**Krótkie zadanie A:** Wypisz bez zmian wiersze umieszczone pod tekstem, zaczynając od pierwszego z nich i kończąc na wierszu zawierającym "opera-icon[interactable]: [846, 856, 878, 887]", łącznie z oboma krańcowymi.
= = = =
REKLAMA

Ford Mustang Mach 1 powraca! Będzie stworzony do jazdy na torze!

Autor: Daily Driver · Zdjęcia: Ford · Dodane: 1 czerwca 2020
Zobacz także:
Przelicznik mocy » Auto z Niemiec »

Nowy Ford Mustang Mach 1 będzie mieć nie tylko większą moc silnika i zmieniony wygląd. Ma być najbardziej torową wersją Mustanga i jednocześnie nagrodą dla największych entuzjastów marki. Do sieci trafiły pierwsze zdjęcia przedstawiające zakamuflowane coupe Forda poddawane strojeniu i testom na torze wyścigowym.

Model Mach 1 od zawsze był specjalną wersją Mustanga, mającą lepiej sprawdzać się podczas amatorskiej jazdy na torze. W pierwszej generacji tego modelu (albo pakietu usprawnień jak to wtedy określano) wyróżnikiem była możliwość zamówienie m.in. specjalnego zawieszenia wyczynowego, a każdy egzemplarz wyjeżdżał z dodatkowym pakietem spojlerów optymalizujących obieg powietrza wokół auta. I tak też zawsze było w kolejnych generacjach, tyle że z czasem zakres modyfikacji się zwiększał i mocniej skupiał się też na silnikach. Gdy w 2015 roku zaprezentowano nowego Mustanga S550, który prowadził się o kilka klas lepiej niż wszyscy jego poprzednicy, Ford nie zamierzał odpuszczać tematu. Kilka dni temu ogłosił rychłe wejście na rynek Mustanga Mach 1 najnowszej generacji.
= = = =
**Krótkie zadanie B:** Przytocz ponownie w całości tekst o Fordzie Mustangu Mach 1, bez żadnych zmian.

[Wiersze obszarów układu]
= = = =
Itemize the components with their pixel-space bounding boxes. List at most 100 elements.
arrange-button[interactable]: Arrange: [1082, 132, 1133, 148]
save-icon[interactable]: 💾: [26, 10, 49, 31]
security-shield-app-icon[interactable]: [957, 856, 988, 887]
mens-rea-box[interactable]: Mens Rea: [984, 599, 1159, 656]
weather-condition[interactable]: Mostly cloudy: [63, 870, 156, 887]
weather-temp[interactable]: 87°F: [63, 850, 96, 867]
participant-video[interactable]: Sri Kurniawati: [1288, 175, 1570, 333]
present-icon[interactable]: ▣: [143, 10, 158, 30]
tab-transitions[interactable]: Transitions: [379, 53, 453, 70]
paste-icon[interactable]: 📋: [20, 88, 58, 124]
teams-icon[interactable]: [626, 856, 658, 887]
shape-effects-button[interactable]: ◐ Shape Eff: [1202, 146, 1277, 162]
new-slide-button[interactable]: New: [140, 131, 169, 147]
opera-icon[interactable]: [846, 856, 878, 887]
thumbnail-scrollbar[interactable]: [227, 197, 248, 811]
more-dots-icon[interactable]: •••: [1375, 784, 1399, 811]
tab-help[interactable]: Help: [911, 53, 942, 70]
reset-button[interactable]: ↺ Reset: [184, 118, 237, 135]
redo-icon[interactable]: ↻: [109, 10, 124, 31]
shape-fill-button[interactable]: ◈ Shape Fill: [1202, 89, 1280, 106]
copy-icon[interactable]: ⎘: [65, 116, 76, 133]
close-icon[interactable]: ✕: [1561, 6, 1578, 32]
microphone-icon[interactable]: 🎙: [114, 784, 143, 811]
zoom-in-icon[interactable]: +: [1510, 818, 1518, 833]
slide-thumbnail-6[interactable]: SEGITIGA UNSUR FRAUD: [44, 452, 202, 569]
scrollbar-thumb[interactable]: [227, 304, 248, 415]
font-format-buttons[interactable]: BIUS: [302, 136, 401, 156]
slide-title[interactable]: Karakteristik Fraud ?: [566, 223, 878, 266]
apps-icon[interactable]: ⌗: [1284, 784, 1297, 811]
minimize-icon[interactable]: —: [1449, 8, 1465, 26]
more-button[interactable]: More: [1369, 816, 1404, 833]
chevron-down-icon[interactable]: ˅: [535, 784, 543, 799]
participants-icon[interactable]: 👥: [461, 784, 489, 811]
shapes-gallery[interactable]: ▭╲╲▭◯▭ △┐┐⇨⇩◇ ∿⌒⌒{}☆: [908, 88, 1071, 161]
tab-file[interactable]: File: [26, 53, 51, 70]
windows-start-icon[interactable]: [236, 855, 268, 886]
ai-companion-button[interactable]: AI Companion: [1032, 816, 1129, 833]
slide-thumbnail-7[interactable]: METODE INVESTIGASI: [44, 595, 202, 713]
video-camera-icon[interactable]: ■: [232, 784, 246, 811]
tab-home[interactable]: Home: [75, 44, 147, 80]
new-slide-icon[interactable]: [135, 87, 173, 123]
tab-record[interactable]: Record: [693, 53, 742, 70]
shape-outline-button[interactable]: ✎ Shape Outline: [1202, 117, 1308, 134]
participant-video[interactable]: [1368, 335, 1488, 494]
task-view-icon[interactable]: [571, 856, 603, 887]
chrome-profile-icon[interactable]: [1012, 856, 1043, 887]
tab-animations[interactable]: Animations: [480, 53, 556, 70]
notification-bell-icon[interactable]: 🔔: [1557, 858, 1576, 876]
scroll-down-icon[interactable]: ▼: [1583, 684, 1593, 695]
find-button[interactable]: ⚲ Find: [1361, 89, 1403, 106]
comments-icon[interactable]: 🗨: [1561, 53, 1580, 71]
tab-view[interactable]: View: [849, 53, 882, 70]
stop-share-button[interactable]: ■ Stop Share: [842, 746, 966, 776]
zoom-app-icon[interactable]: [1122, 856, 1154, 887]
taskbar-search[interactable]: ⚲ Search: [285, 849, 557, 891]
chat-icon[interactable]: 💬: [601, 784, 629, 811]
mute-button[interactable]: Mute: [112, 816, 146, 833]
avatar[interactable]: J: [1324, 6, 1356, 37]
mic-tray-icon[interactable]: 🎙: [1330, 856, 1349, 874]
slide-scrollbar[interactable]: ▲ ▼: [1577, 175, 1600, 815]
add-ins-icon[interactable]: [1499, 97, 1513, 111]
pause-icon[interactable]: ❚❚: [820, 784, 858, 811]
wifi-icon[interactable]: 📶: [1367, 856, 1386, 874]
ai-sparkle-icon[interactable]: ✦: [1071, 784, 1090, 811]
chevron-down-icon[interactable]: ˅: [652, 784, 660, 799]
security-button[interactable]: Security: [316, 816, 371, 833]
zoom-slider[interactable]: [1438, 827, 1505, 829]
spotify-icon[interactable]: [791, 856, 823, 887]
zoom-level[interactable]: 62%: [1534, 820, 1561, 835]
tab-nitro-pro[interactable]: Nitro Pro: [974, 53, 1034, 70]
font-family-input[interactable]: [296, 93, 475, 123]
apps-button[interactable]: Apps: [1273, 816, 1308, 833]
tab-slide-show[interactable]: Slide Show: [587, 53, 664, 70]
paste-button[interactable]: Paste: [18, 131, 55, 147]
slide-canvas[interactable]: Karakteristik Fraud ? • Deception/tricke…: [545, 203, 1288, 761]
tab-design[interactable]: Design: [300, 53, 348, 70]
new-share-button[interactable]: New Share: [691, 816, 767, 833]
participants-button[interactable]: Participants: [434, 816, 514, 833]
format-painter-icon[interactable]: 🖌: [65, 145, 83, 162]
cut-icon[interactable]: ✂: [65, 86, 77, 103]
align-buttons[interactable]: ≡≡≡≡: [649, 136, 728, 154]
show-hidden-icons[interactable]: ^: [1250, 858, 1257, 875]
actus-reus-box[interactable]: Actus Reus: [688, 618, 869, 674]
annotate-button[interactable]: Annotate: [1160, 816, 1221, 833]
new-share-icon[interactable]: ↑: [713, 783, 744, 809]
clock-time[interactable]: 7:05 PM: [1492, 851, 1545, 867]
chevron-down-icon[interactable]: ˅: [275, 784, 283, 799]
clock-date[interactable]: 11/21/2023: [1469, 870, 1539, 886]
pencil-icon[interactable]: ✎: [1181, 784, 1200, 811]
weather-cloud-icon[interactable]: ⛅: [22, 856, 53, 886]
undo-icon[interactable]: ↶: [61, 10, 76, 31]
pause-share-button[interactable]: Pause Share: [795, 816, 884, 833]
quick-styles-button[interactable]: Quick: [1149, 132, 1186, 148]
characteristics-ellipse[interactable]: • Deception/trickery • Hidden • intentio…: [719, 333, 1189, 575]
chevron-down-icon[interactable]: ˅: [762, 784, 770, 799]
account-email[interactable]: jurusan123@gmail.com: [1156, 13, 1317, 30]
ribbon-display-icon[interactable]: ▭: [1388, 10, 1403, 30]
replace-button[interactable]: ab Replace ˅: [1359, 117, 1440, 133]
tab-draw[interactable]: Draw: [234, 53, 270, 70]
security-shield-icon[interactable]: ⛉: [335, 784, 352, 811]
= = = =
**Pełny wynik A:**
Itemize the components with their pixel-space bounding boxes. List at most 100 elements.
arrange-button[interactable]: Arrange: [1082, 132, 1133, 148]
save-icon[interactable]: 💾: [26, 10, 49, 31]
security-shield-app-icon[interactable]: [957, 856, 988, 887]
mens-rea-box[interactable]: Mens Rea: [984, 599, 1159, 656]
weather-condition[interactable]: Mostly cloudy: [63, 870, 156, 887]
weather-temp[interactable]: 87°F: [63, 850, 96, 867]
participant-video[interactable]: Sri Kurniawati: [1288, 175, 1570, 333]
present-icon[interactable]: ▣: [143, 10, 158, 30]
tab-transitions[interactable]: Transitions: [379, 53, 453, 70]
paste-icon[interactable]: 📋: [20, 88, 58, 124]
teams-icon[interactable]: [626, 856, 658, 887]
shape-effects-button[interactable]: ◐ Shape Eff: [1202, 146, 1277, 162]
new-slide-button[interactable]: New: [140, 131, 169, 147]
opera-icon[interactable]: [846, 856, 878, 887]

**Pełny wynik B:**
REKLAMA

Ford Mustang Mach 1 powraca! Będzie stworzony do jazdy na torze!

Autor: Daily Driver · Zdjęcia: Ford · Dodane: 1 czerwca 2020
Zobacz także:
Przelicznik mocy » Auto z Niemiec »

Nowy Ford Mustang Mach 1 będzie mieć nie tylko większą moc silnika i zmieniony wygląd. Ma być najbardziej torową wersją Mustanga i jednocześnie nagrodą dla największych entuzjastów marki. Do sieci trafiły pierwsze zdjęcia przedstawiające zakamuflowane coupe Forda poddawane strojeniu i testom na torze wyścigowym.

Model Mach 1 od zawsze był specjalną wersją Mustanga, mającą lepiej sprawdzać się podczas amatorskiej jazdy na torze. W pierwszej generacji tego modelu (albo pakietu usprawnień jak to wtedy określano) wyróżnikiem była możliwość zamówienie m.in. specjalnego zawieszenia wyczynowego, a każdy egzemplarz wyjeżdżał z dodatkowym pakietem spojlerów optymalizujących obieg powietrza wokół auta. I tak też zawsze było w kolejnych generacjach, tyle że z czasem zakres modyfikacji się zwiększał i mocniej skupiał się też na silnikach. Gdy w 2015 roku zaprezentowano nowego Mustanga S550, który prowadził się o kilka klas lepiej niż wszyscy jego poprzednicy, Ford nie zamierzał odpuszczać tematu. Kilka dni temu ogłosił rychłe wejście na rynek Mustanga Mach 1 najnowszej generacji.